## The data
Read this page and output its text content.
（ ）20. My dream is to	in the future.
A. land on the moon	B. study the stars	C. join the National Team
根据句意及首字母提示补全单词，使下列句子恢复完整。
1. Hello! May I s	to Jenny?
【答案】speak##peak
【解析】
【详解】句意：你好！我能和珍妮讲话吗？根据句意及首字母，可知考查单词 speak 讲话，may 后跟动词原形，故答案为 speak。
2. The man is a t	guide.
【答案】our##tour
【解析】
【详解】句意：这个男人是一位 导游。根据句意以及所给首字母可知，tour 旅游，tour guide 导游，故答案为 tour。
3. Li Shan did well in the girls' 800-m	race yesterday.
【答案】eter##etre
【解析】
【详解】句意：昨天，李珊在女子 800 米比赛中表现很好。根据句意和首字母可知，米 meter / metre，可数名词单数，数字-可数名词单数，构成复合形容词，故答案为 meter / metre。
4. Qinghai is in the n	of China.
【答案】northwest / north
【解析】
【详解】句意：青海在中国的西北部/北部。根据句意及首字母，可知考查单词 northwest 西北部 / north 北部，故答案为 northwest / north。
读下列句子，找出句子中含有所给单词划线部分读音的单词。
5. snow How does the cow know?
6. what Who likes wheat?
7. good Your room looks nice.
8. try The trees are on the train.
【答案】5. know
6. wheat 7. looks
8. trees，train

## Problem to work on
Copy every line verbatim.

## Expected answer
Read this page and output its text content.
（ ）20. My dream is to	in the future.
A. land on the moon	B. study the stars	C. join the National Team
根据句意及首字母提示补全单词，使下列句子恢复完整。
1. Hello! May I s	to Jenny?
【答案】speak##peak
【解析】
【详解】句意：你好！我能和珍妮讲话吗？根据句意及首字母，可知考查单词 speak 讲话，may 后跟动词原形，故答案为 speak。
2. The man is a t	guide.
【答案】our##tour
【解析】
【详解】句意：这个男人是一位 导游。根据句意以及所给首字母可知，tour 旅游，tour guide 导游，故答案为 tour。
3. Li Shan did well in the girls' 800-m	race yesterday.
【答案】eter##etre
【解析】
【详解】句意：昨天，李珊在女子 800 米比赛中表现很好。根据句意和首字母可知，米 meter / metre，可数名词单数，数字-可数名词单数，构成复合形容词，故答案为 meter / metre。
4. Qinghai is in the n	of China.
【答案】northwest / north
【解析】
【详解】句意：青海在中国的西北部/北部。根据句意及首字母，可知考查单词 northwest 西北部 / north 北部，故答案为 northwest / north。
读下列句子，找出句子中含有所给单词划线部分读音的单词。
5. snow How does the cow know?
6. what Who likes wheat?
7. good Your room looks nice.
8. try The trees are on the train.
【答案】5. know
6. wheat 7. looks
8. trees，train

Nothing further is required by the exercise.